• **Written exercise**: In the material below, list every line carrying the string "translate".

• **Material provided**:
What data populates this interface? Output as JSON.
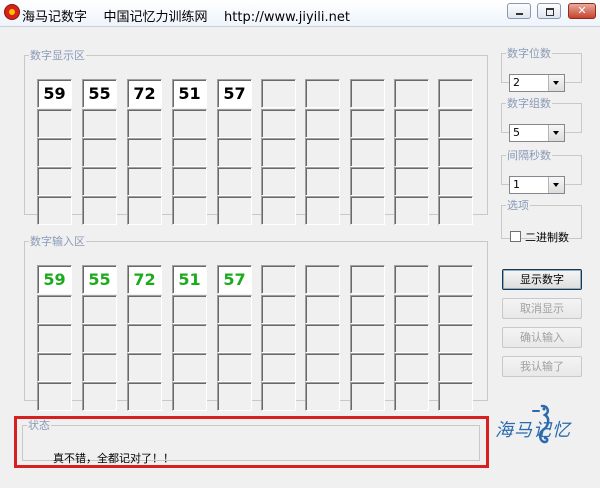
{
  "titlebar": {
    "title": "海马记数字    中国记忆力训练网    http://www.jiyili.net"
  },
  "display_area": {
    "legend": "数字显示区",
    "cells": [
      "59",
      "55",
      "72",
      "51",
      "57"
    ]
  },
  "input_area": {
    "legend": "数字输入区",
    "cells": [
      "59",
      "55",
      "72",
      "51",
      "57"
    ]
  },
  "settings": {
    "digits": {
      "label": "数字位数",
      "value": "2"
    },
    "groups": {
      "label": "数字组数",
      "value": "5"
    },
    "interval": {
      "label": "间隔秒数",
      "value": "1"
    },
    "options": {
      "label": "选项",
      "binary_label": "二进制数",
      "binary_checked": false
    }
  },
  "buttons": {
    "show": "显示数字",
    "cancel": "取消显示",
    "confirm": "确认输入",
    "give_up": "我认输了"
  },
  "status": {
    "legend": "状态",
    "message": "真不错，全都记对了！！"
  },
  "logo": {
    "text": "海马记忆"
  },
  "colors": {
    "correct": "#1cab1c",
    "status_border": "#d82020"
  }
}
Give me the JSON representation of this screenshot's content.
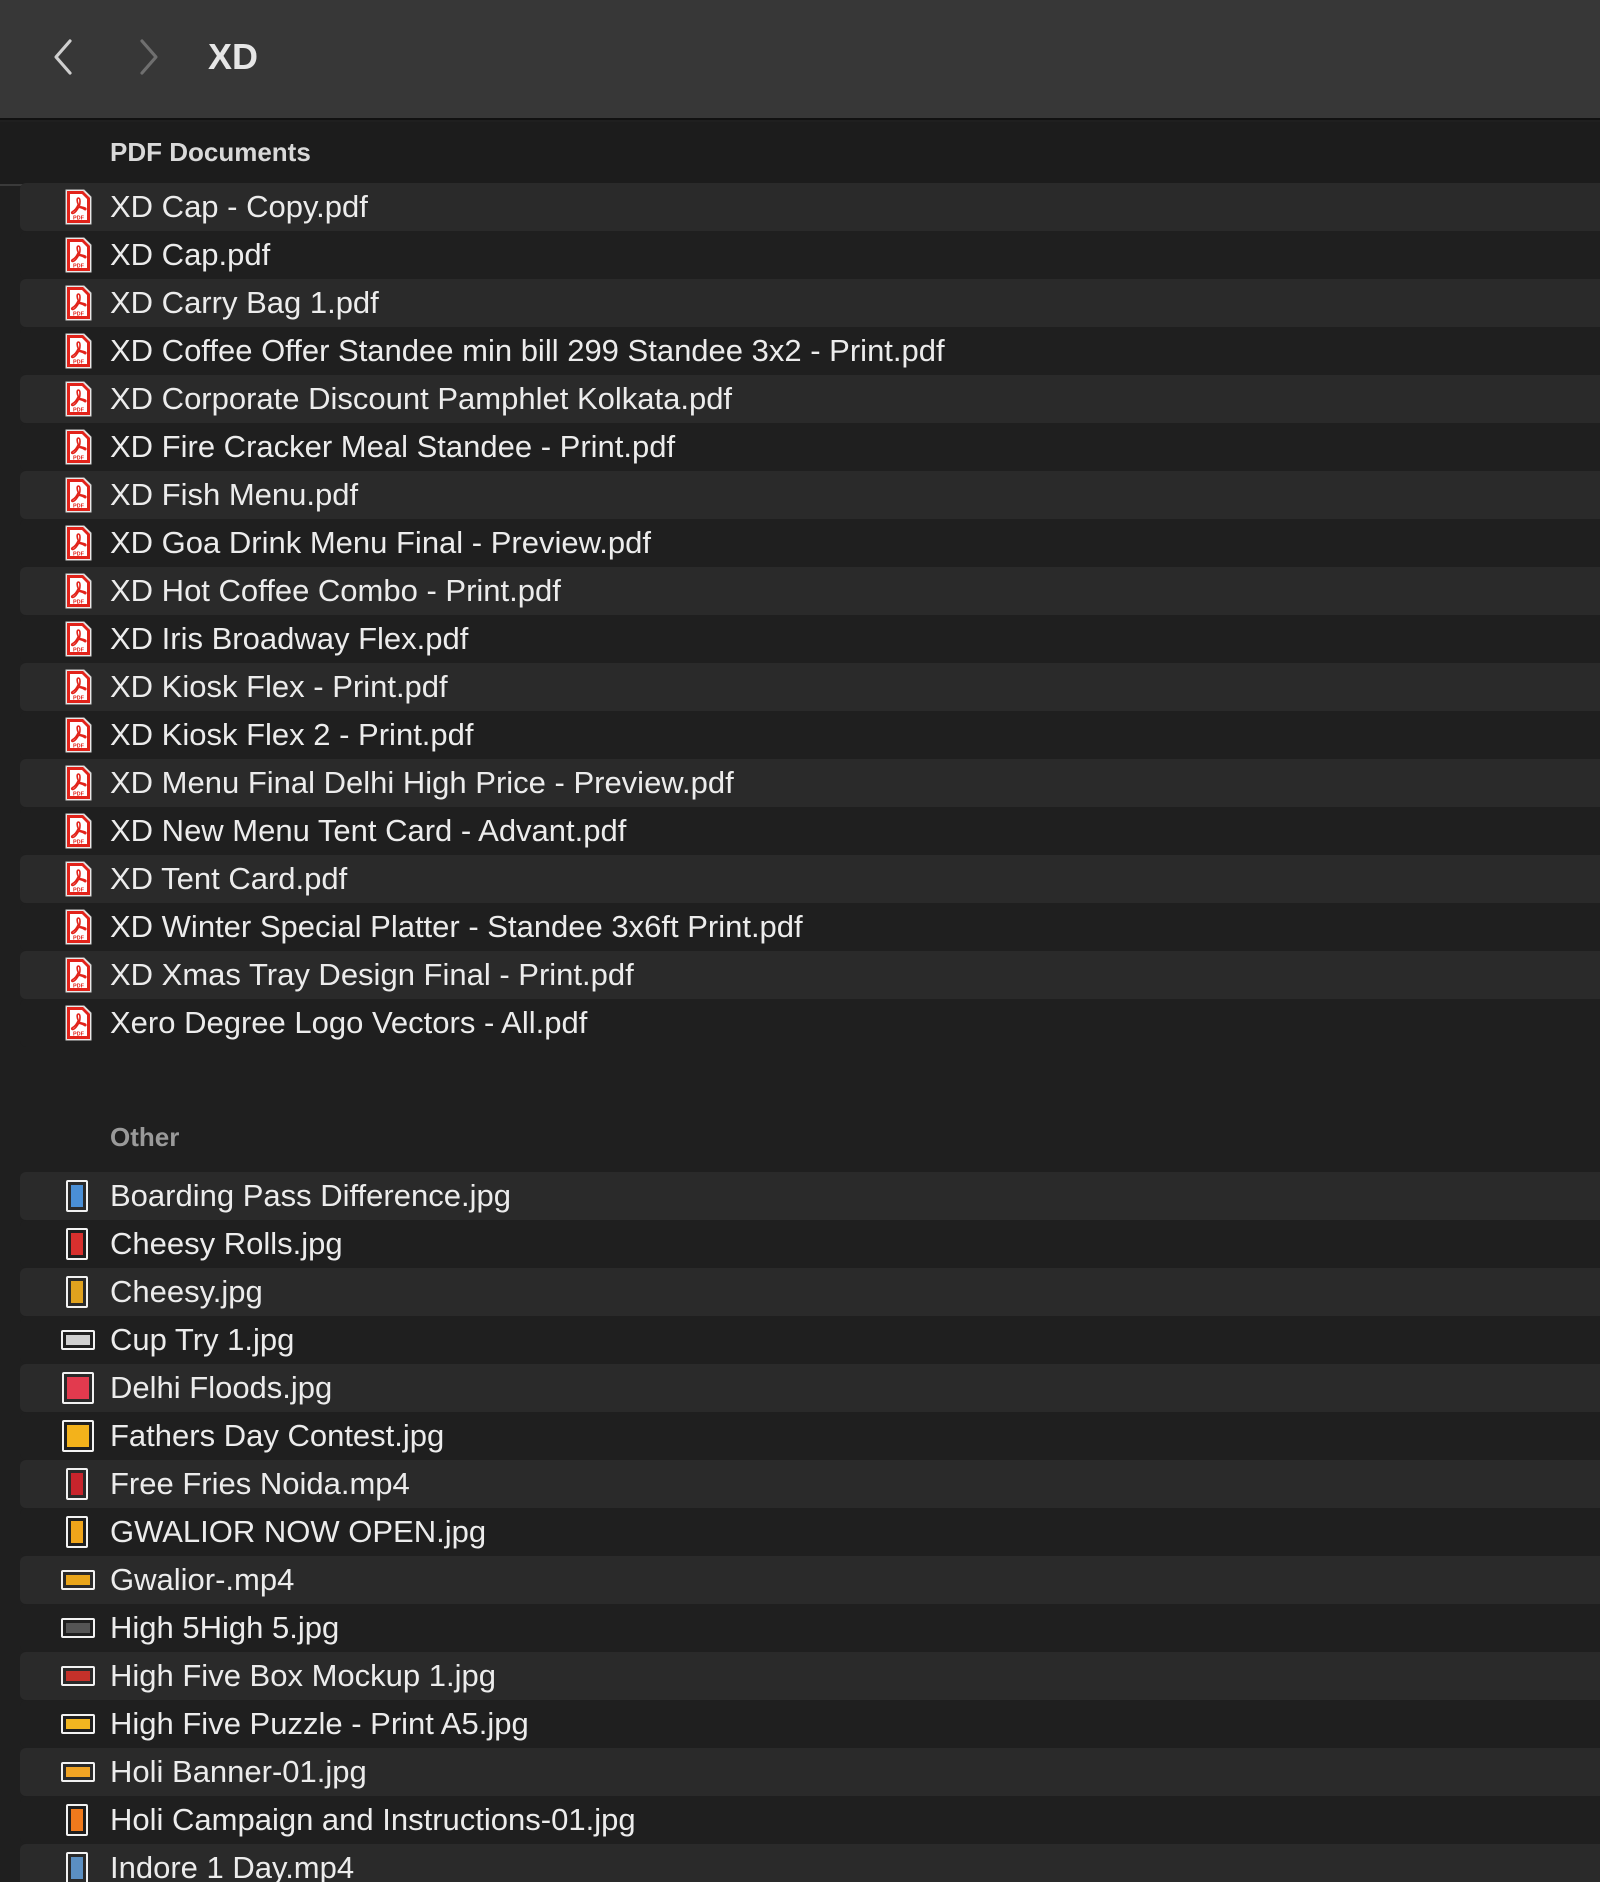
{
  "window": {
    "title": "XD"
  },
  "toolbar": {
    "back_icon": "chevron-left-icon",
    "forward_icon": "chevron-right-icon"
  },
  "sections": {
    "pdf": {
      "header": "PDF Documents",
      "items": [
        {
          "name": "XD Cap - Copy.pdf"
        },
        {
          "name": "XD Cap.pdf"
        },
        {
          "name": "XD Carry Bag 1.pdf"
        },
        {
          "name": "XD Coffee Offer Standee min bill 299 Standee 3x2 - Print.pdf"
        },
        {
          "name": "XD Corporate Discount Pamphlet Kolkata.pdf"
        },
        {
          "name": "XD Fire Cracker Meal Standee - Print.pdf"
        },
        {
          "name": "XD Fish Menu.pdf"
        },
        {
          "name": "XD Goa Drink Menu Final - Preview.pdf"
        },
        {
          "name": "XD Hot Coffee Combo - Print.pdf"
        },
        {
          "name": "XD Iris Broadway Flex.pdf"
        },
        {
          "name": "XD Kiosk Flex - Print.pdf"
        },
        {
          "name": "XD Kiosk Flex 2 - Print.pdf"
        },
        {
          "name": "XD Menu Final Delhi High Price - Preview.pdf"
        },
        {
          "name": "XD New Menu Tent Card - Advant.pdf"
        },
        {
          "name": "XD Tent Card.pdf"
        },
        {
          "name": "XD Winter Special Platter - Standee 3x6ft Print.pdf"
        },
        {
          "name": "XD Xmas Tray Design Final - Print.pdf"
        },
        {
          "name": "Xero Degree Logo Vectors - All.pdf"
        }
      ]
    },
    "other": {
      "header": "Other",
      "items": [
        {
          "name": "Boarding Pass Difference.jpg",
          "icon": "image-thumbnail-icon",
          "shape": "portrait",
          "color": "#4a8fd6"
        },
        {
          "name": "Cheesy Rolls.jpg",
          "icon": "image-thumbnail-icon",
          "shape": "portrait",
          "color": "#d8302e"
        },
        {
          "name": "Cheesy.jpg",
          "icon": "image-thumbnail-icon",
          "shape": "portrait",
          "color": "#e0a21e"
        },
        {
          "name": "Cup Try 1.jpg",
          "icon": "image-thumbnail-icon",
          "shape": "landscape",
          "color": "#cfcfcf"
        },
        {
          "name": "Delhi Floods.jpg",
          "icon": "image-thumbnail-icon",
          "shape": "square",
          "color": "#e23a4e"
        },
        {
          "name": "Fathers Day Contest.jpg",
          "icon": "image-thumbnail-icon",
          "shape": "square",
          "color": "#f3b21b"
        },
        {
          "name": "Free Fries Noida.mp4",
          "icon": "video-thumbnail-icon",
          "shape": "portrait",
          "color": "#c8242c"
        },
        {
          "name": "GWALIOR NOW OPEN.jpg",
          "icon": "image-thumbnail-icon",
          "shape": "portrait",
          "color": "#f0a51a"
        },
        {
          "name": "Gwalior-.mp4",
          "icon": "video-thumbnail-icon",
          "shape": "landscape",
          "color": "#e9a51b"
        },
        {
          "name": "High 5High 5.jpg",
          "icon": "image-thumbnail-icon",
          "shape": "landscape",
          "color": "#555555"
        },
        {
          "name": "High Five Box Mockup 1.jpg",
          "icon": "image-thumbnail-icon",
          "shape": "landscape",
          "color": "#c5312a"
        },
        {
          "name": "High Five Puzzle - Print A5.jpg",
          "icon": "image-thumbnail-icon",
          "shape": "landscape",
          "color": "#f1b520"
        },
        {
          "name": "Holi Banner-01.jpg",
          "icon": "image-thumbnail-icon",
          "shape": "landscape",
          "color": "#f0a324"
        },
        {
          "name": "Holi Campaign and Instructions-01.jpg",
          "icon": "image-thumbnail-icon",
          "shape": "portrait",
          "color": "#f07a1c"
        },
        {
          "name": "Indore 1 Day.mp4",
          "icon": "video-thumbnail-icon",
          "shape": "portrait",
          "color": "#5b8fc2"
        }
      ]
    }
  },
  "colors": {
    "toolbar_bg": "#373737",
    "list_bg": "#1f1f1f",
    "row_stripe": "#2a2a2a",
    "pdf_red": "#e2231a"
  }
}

* * *

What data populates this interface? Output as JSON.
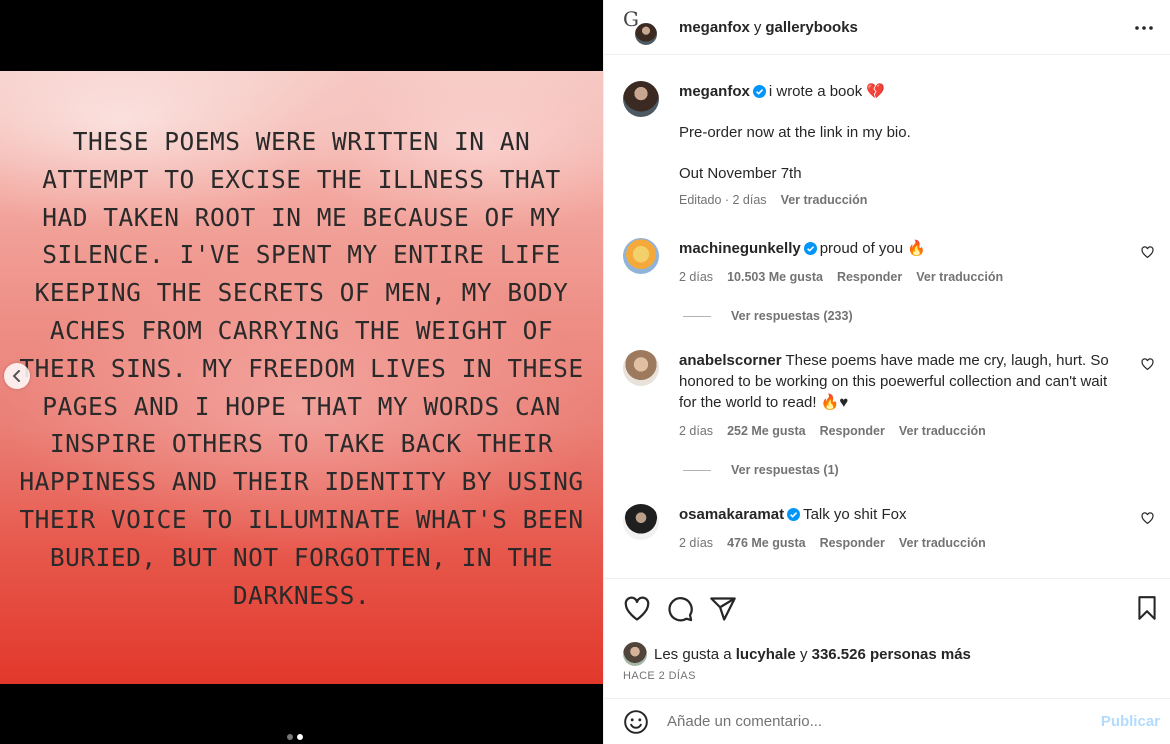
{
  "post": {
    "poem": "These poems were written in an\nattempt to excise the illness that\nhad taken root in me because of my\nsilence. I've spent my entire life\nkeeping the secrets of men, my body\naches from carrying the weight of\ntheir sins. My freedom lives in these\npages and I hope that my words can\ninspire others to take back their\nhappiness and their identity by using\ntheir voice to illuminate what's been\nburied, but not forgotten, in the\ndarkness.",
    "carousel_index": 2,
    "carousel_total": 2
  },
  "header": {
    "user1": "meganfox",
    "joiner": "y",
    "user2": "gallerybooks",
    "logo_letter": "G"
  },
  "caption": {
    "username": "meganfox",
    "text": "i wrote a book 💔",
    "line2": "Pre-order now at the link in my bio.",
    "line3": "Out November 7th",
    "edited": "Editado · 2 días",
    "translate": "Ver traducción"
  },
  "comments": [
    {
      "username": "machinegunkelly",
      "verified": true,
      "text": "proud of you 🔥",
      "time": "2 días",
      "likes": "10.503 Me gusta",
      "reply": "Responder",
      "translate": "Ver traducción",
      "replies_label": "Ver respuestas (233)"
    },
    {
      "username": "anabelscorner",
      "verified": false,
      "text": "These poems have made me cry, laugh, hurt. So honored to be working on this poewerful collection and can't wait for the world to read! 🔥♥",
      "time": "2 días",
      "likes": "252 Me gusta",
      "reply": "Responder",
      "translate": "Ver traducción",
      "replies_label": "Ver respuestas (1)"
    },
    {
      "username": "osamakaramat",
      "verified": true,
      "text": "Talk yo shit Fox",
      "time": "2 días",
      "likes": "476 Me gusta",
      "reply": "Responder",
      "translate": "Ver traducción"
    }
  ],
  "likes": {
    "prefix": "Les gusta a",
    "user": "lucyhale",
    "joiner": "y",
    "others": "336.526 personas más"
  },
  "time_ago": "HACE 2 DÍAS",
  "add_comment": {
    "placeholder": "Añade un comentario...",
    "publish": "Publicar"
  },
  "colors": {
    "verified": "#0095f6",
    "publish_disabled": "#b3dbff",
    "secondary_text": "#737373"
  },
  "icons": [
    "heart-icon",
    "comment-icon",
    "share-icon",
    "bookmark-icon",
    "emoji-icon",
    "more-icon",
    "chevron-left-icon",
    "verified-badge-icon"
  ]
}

--

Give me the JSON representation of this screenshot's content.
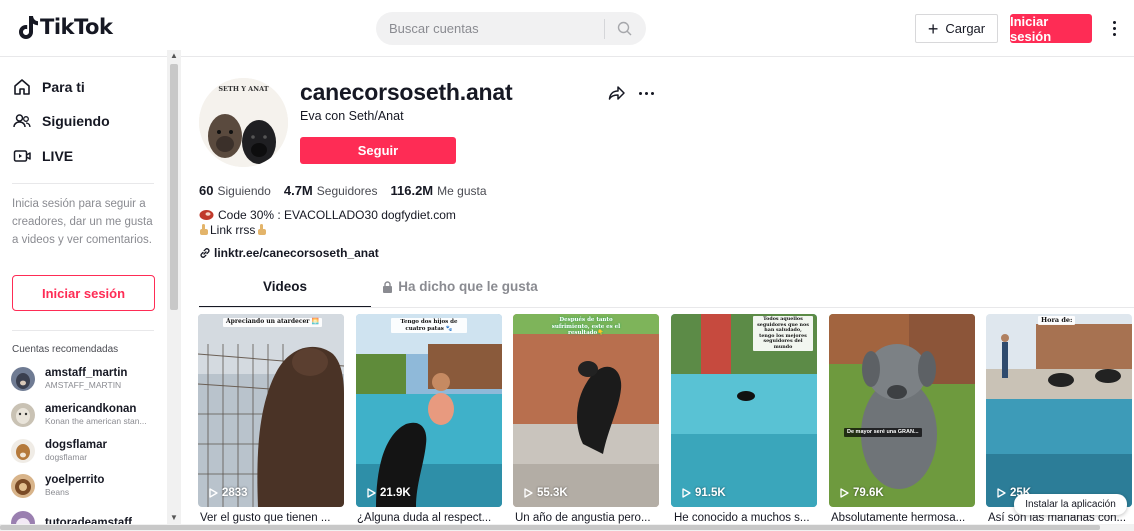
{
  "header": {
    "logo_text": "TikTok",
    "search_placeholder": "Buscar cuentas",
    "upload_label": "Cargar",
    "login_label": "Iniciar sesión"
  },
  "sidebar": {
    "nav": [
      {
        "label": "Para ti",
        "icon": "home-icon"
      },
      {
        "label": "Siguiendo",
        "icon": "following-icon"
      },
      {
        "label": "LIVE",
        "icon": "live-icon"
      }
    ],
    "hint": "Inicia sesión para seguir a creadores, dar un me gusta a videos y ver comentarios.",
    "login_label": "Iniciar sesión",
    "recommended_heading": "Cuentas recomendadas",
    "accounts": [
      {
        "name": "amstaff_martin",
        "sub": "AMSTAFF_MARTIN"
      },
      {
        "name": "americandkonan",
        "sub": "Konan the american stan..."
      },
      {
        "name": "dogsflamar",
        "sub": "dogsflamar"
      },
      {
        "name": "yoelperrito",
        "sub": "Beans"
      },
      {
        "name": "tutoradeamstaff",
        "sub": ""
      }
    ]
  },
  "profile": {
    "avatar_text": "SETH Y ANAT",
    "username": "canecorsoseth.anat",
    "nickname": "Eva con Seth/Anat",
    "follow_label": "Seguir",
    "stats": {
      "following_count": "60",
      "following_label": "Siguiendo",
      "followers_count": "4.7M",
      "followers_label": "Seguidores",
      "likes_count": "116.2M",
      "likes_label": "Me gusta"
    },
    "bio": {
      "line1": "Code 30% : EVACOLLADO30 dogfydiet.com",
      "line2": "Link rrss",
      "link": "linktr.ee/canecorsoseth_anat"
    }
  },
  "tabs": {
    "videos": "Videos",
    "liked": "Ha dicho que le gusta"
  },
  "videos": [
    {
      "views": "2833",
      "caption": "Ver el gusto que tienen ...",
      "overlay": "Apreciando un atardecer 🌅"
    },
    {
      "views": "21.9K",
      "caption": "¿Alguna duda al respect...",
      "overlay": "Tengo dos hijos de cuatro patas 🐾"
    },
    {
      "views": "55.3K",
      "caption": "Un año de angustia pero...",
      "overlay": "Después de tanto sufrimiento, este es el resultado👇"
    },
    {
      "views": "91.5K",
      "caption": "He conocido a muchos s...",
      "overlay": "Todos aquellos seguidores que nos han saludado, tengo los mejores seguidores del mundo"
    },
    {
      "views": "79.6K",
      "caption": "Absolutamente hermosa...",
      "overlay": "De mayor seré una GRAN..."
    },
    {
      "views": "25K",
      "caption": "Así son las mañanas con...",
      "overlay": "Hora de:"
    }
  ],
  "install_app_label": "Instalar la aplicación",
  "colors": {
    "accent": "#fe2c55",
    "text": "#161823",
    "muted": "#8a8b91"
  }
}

• **Response to this exercise**:
    "translate": "Ver traducción"
      "translate": "Ver traducción",
      "translate": "Ver traducción",
      "translate": "Ver traducción"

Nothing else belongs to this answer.